**Work to complete:** All the data beneath this line is to be reproduced exactly.
*** Data to examine ***
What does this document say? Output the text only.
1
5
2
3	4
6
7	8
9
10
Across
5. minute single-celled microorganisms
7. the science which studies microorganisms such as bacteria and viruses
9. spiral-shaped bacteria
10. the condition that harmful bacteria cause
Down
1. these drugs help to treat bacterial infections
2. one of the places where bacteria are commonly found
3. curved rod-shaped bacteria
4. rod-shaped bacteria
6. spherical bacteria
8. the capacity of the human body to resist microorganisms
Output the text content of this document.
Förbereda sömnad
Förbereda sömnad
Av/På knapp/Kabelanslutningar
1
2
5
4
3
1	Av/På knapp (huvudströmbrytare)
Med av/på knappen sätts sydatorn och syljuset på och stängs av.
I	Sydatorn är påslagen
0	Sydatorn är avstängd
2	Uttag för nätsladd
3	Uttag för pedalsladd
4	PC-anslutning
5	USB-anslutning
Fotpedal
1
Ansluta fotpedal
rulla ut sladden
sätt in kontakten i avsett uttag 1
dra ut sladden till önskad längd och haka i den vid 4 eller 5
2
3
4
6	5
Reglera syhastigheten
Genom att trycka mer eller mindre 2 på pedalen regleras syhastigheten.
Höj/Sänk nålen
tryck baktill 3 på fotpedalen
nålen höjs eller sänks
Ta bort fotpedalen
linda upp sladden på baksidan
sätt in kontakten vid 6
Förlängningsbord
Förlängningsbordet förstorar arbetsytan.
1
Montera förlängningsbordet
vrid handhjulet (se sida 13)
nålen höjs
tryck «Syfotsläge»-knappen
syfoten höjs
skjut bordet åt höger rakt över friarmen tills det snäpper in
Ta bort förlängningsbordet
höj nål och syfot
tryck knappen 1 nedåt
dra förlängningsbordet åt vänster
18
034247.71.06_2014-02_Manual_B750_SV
***
**Answer section:**
What does this document say? Output the text only.
1
5
2
3	4
6
7	8
9
10
Across
5. minute single-celled microorganisms
7. the science which studies microorganisms such as bacteria and viruses
9. spiral-shaped bacteria
10. the condition that harmful bacteria cause
Down
1. these drugs help to treat bacterial infections
2. one of the places where bacteria are commonly found
3. curved rod-shaped bacteria
4. rod-shaped bacteria
6. spherical bacteria
8. the capacity of the human body to resist microorganisms
Output the text content of this document.
Förbereda sömnad
Förbereda sömnad
Av/På knapp/Kabelanslutningar
1
2
5
4
3
1	Av/På knapp (huvudströmbrytare)
Med av/på knappen sätts sydatorn och syljuset på och stängs av.
I	Sydatorn är påslagen
0	Sydatorn är avstängd
2	Uttag för nätsladd
3	Uttag för pedalsladd
4	PC-anslutning
5	USB-anslutning
Fotpedal
1
Ansluta fotpedal
rulla ut sladden
sätt in kontakten i avsett uttag 1
dra ut sladden till önskad längd och haka i den vid 4 eller 5
2
3
4
6	5
Reglera syhastigheten
Genom att trycka mer eller mindre 2 på pedalen regleras syhastigheten.
Höj/Sänk nålen
tryck baktill 3 på fotpedalen
nålen höjs eller sänks
Ta bort fotpedalen
linda upp sladden på baksidan
sätt in kontakten vid 6
Förlängningsbord
Förlängningsbordet förstorar arbetsytan.
1
Montera förlängningsbordet
vrid handhjulet (se sida 13)
nålen höjs
tryck «Syfotsläge»-knappen
syfoten höjs
skjut bordet åt höger rakt över friarmen tills det snäpper in
Ta bort förlängningsbordet
höj nål och syfot
tryck knappen 1 nedåt
dra förlängningsbordet åt vänster
18
034247.71.06_2014-02_Manual_B750_SV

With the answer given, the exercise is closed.